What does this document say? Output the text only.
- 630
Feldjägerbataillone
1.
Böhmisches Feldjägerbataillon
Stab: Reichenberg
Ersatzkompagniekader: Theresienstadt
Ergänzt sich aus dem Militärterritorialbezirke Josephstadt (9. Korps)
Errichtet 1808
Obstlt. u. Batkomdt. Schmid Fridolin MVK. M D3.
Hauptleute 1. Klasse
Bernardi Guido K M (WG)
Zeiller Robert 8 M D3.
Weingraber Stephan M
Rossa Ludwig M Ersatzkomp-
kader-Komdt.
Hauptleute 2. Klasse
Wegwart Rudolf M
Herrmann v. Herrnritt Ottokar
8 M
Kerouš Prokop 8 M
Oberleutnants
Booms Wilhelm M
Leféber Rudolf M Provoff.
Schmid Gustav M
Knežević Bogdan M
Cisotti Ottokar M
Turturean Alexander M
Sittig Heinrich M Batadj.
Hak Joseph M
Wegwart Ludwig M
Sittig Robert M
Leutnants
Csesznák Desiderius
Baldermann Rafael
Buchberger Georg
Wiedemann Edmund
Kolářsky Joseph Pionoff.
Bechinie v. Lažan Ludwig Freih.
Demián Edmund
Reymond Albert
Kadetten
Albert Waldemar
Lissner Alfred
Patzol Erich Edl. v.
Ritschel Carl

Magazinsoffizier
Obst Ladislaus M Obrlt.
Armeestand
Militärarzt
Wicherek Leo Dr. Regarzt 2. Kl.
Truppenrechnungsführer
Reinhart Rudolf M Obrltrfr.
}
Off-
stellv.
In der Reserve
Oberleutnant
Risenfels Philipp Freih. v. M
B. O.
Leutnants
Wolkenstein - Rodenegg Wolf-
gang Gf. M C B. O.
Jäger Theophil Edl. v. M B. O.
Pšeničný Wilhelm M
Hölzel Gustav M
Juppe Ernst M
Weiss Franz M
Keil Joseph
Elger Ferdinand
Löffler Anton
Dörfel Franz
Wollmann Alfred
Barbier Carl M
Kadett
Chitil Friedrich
++++++++++
- PROBLEM DESCRIPTION
Reproduce the entries above in full by retyping them exactly.

- RESULT FOR THIS TASK
What does this document say? Output the text only.
- 630
Feldjägerbataillone
1.
Böhmisches Feldjägerbataillon
Stab: Reichenberg
Ersatzkompagniekader: Theresienstadt
Ergänzt sich aus dem Militärterritorialbezirke Josephstadt (9. Korps)
Errichtet 1808
Obstlt. u. Batkomdt. Schmid Fridolin MVK. M D3.
Hauptleute 1. Klasse
Bernardi Guido K M (WG)
Zeiller Robert 8 M D3.
Weingraber Stephan M
Rossa Ludwig M Ersatzkomp-
kader-Komdt.
Hauptleute 2. Klasse
Wegwart Rudolf M
Herrmann v. Herrnritt Ottokar
8 M
Kerouš Prokop 8 M
Oberleutnants
Booms Wilhelm M
Leféber Rudolf M Provoff.
Schmid Gustav M
Knežević Bogdan M
Cisotti Ottokar M
Turturean Alexander M
Sittig Heinrich M Batadj.
Hak Joseph M
Wegwart Ludwig M
Sittig Robert M
Leutnants
Csesznák Desiderius
Baldermann Rafael
Buchberger Georg
Wiedemann Edmund
Kolářsky Joseph Pionoff.
Bechinie v. Lažan Ludwig Freih.
Demián Edmund
Reymond Albert
Kadetten
Albert Waldemar
Lissner Alfred
Patzol Erich Edl. v.
Ritschel Carl

Magazinsoffizier
Obst Ladislaus M Obrlt.
Armeestand
Militärarzt
Wicherek Leo Dr. Regarzt 2. Kl.
Truppenrechnungsführer
Reinhart Rudolf M Obrltrfr.
}
Off-
stellv.
In der Reserve
Oberleutnant
Risenfels Philipp Freih. v. M
B. O.
Leutnants
Wolkenstein - Rodenegg Wolf-
gang Gf. M C B. O.
Jäger Theophil Edl. v. M B. O.
Pšeničný Wilhelm M
Hölzel Gustav M
Juppe Ernst M
Weiss Franz M
Keil Joseph
Elger Ferdinand
Löffler Anton
Dörfel Franz
Wollmann Alfred
Barbier Carl M
Kadett
Chitil Friedrich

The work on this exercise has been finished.